*** TEXTE FOURNI ***

Nous ne pouvons pas laisser, même pour aujourd’hui, cette immortalité des individus ; car ce dogme de l’immortalité individuelle fait le point critique de presque toutes les doctrines ; c’est là que le critique attend le métaphysicien ; car c’est là que se révèlent les arrière-plans de l’espérance ; particulièrement ici le dogme de l’immortalité individuelle fera le point critique de la doctrine ; c’est à ce dogme en effet que nous allons reconnaître comment, dans les rêves de ce Théoctiste, l’humanité ou la surhumanité Dieu obtient sa mémoire totale ; nous y voyons dès les premiers mots qu’elle ne l’obtient point par une réelle résurrection des individus réels, qu’elle ne l’obtient point proprement par ce que nous nommons tous la résurrection des morts, mais que la surhumanité Dieu, dans les rêves de ce Théoctiste, obtient la totalisation de sa mémoire par une reconstitution historique, par une totalisation de l’histoire, par la résurrection des historiens, par le règne et par l’éternité de l’Historien.
« Dites mieux, la résurrection des individus. Sur ce point, je m’écarte des conceptions, merveilleuses du reste de poésie et d’idéal, où s’éleva le génie grec. Platon ne me paraît pas recevable quand il soutient que la mort est un bien, l’état philosophique par excellence. Il n’est pas vrai que la perfection de l’âme, comme il est dit dans le Phédon, soit d’être le plus possible détachée du corps. L’âme sans corps est une chimère, puisque rien ne nous a jamais révélé un pareil mode d’exister.

*** DONNÉES FOURNIES ***

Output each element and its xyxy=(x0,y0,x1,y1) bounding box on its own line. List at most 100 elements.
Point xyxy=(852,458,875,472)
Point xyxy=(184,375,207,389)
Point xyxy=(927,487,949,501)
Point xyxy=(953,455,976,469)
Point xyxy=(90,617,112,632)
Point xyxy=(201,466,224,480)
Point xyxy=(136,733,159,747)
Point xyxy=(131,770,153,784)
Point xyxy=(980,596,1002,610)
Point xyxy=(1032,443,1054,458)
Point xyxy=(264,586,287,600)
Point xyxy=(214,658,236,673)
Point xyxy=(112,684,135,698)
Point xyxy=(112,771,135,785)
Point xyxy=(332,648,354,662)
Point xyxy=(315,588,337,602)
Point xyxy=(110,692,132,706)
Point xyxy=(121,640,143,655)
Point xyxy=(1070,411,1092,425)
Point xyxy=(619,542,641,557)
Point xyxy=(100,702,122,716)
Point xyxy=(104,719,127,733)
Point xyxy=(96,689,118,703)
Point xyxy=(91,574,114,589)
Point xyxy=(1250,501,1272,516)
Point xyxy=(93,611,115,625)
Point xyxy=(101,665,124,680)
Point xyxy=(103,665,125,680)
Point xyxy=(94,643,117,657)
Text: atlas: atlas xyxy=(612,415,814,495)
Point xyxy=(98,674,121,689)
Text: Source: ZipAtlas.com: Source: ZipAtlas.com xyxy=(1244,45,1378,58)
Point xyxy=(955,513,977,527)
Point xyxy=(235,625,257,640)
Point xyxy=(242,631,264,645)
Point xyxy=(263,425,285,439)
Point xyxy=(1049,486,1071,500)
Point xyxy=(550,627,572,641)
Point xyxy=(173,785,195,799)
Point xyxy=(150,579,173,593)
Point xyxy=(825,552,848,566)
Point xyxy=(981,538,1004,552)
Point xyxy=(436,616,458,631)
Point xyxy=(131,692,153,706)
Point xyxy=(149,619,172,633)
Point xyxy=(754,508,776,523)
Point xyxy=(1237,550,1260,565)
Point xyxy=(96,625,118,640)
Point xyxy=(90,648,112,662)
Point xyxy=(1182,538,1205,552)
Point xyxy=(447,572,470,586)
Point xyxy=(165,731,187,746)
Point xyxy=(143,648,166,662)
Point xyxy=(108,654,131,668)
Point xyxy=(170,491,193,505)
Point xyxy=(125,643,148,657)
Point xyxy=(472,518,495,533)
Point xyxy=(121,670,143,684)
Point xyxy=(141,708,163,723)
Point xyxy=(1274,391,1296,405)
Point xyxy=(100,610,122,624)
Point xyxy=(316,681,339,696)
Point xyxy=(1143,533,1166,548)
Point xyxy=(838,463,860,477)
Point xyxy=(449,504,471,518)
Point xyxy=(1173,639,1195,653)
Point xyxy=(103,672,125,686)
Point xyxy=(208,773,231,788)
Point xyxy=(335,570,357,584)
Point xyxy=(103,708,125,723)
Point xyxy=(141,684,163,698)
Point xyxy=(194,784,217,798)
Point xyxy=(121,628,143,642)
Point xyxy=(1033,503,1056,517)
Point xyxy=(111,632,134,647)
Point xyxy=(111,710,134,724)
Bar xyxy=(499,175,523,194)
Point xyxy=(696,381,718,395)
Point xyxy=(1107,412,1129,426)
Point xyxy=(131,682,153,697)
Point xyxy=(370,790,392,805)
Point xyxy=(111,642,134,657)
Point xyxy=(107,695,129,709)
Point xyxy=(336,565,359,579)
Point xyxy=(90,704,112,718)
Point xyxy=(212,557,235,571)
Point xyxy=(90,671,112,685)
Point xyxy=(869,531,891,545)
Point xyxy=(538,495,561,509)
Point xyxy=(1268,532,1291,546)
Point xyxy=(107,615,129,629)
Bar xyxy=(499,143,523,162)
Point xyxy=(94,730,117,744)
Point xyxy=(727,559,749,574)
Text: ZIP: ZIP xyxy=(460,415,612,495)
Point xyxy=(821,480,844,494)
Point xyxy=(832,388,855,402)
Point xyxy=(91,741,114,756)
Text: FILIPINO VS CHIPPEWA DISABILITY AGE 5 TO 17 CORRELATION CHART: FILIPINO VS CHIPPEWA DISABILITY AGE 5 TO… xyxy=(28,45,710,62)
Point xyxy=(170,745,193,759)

***

**CONSIGNE**
Prolongez le texte sur l'immortalité individuelle en reprenant juste après sa dernière phrase.

**RÉSULTAT OBTENU**
« Oui, je conçois la possibilité de la résurrection, et je me dis souvent comme Job : Reposita est hæc spes in sinu meo. Au terme des évolutions successives, si l’univers est jamais ramené à un seul être absolu, cet être sera la vie complète de tous ; il renouvellera en lui la vie des êtres disparus, ou, si l’on aime mieux, en son sein revivront tous ceux qui ont été. Quand Dieu sera en même temps parfait et tout-puissant, c’est-à-dire quand l’omnipotence scientifique sera concentrée entre les mains d’un être bon et droit, cet être voudra ressusciter le passé, pour en réparer les innombrables iniquités. Dieu existera de plus en plus ; plus il existera, plus il sera juste. Il le sera pleinement le jour où quiconque aura travaillé pour l’œuvre divine sentira l’œuvre divine accomplie, et verra la part qu’il y a eue. Alors l’éternelle inégalité des êtres sera scellée pour jamais. Celui qui n’a fait aucun sacrifice au bien, au vrai retrouvera ce jour-là l’équivalent exact de sa mise, c’est-à-dire le néant. Il ne faut pas objecter qu’une récompense qui n’arrivera peut-être que dans un milliard de siècles serait bien affaiblie. Un sommeil d’un milliard de siècles ou un sommeil d’une heure, c’est la même chose, et, si la récompense que je rêve nous est accordée, elle nous fera l’effet de succéder instantanément à l’heure de la mort. Beatam resurrectionem exspectans, voilà, pour l’idéaliste comme pour le chrétien, la vraie formule qui convient au tombeau.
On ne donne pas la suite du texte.